What to produce
Find every line in the records below that contains the word "icon", and copy each such line.

[begin Given records]

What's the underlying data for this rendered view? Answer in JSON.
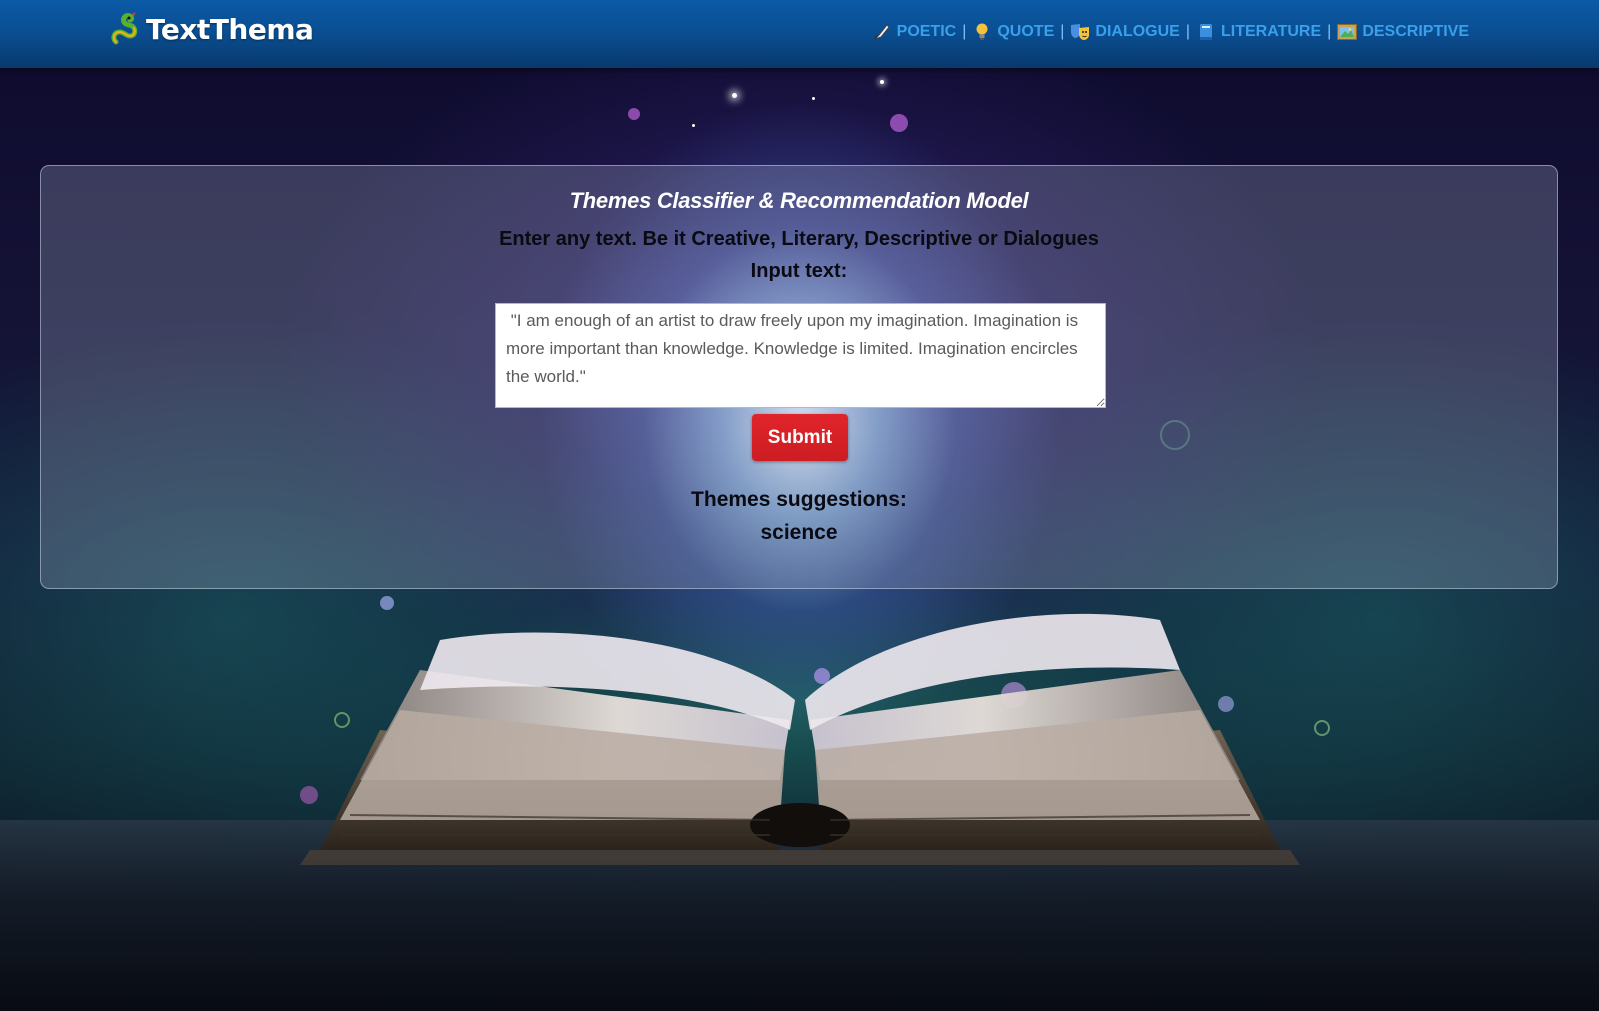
{
  "app": {
    "brand": "TextThema"
  },
  "nav": {
    "items": [
      {
        "label": "POETIC",
        "icon": "quill-pen-icon"
      },
      {
        "label": "QUOTE",
        "icon": "lightbulb-icon"
      },
      {
        "label": "DIALOGUE",
        "icon": "theater-masks-icon"
      },
      {
        "label": "LITERATURE",
        "icon": "book-icon"
      },
      {
        "label": "DESCRIPTIVE",
        "icon": "framed-picture-icon"
      }
    ],
    "separator": "|"
  },
  "main": {
    "title": "Themes Classifier & Recommendation Model",
    "subtitle": "Enter any text. Be it Creative, Literary, Descriptive or Dialogues",
    "input_label": "Input text:",
    "input_value": " \"I am enough of an artist to draw freely upon my imagination. Imagination is more important than knowledge. Knowledge is limited. Imagination encircles the world.\"",
    "submit_label": "Submit",
    "themes_label": "Themes suggestions:",
    "themes_result": "science"
  },
  "colors": {
    "header": "#0a4f93",
    "nav_link": "#3aa0ea",
    "submit": "#d42026"
  }
}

[end Given records]

Complete output
        "icon": "quill-pen-icon"
        "icon": "lightbulb-icon"
        "icon": "theater-masks-icon"
        "icon": "book-icon"
        "icon": "framed-picture-icon"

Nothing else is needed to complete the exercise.